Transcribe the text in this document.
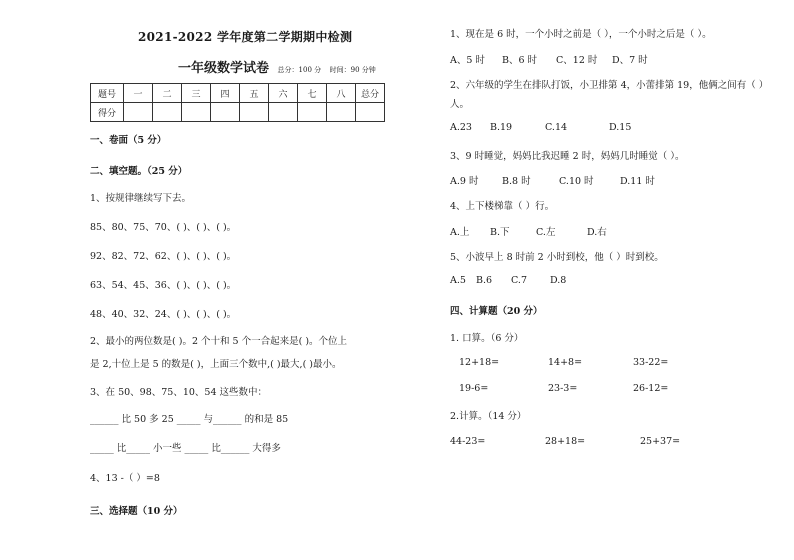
2021-2022 学年度第二学期期中检测
一年级数学试卷 总分：100 分 时间：90 分钟
题号	一	二	三	四	五	六	七	八	总分
得分									
一、卷面（5 分）
二、填空题。（25 分）
1、按规律继续写下去。
85、80、75、70、( )、( )、( )。
92、82、72、62、( )、( )、( )。
63、54、45、36、( )、( )、( )。
48、40、32、24、( )、( )、( )。
2、最小的两位数是( )。2 个十和 5 个一合起来是( )。个位上
是 2,十位上是 5 的数是( )，上面三个数中,( )最大,( )最小。
3、在 50、98、75、10、54 这些数中：
______ 比 50 多 25 _____ 与______ 的和是 85
_____ 比_____ 小一些 _____ 比______ 大得多
4、13 -（ ）=8
三、选择题（10 分）
1、现在是 6 时，一个小时之前是（ ），一个小时之后是（ ）。
A、5 时 B、6 时 C、12 时 D、7 时
2、六年级的学生在排队打饭，小卫排第 4，小蕾排第 19，他俩之间有（ ）
人。
A.23 B.19	C.14	D.15
3、9 时睡觉，妈妈比我迟睡 2 时，妈妈几时睡觉（ ）。
A.9 时 B.8 时	C.10 时	D.11 时
4、上下楼梯靠（ ）行。
A.上 B.下	C.左	D.右
5、小波早上 8 时前 2 小时到校，他（ ）时到校。
A.5 B.6 C.7 D.8
四、计算题（20 分）
1. 口算。（6 分）
12+18=	14+8=	33-22=
19-6=	23-3=	26-12=
2.计算。（14 分）
44-23=	28+18=	25+37=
+-------+
:: WHAT IS REQUIRED ::
Set down the lines of the records above exactly, apart from the pictures.

:: TASK ANSWER ::
Transcribe the text in this document.
2021-2022 学年度第二学期期中检测
一年级数学试卷 总分：100 分 时间：90 分钟
题号	一	二	三	四	五	六	七	八	总分
得分									
一、卷面（5 分）
二、填空题。（25 分）
1、按规律继续写下去。
85、80、75、70、( )、( )、( )。
92、82、72、62、( )、( )、( )。
63、54、45、36、( )、( )、( )。
48、40、32、24、( )、( )、( )。
2、最小的两位数是( )。2 个十和 5 个一合起来是( )。个位上
是 2,十位上是 5 的数是( )，上面三个数中,( )最大,( )最小。
3、在 50、98、75、10、54 这些数中：
______ 比 50 多 25 _____ 与______ 的和是 85
_____ 比_____ 小一些 _____ 比______ 大得多
4、13 -（ ）=8
三、选择题（10 分）
1、现在是 6 时，一个小时之前是（ ），一个小时之后是（ ）。
A、5 时 B、6 时 C、12 时 D、7 时
2、六年级的学生在排队打饭，小卫排第 4，小蕾排第 19，他俩之间有（ ）
人。
A.23 B.19	C.14	D.15
3、9 时睡觉，妈妈比我迟睡 2 时，妈妈几时睡觉（ ）。
A.9 时 B.8 时	C.10 时	D.11 时
4、上下楼梯靠（ ）行。
A.上 B.下	C.左	D.右
5、小波早上 8 时前 2 小时到校，他（ ）时到校。
A.5 B.6 C.7 D.8
四、计算题（20 分）
1. 口算。（6 分）
12+18=	14+8=	33-22=
19-6=	23-3=	26-12=
2.计算。（14 分）
44-23=	28+18=	25+37=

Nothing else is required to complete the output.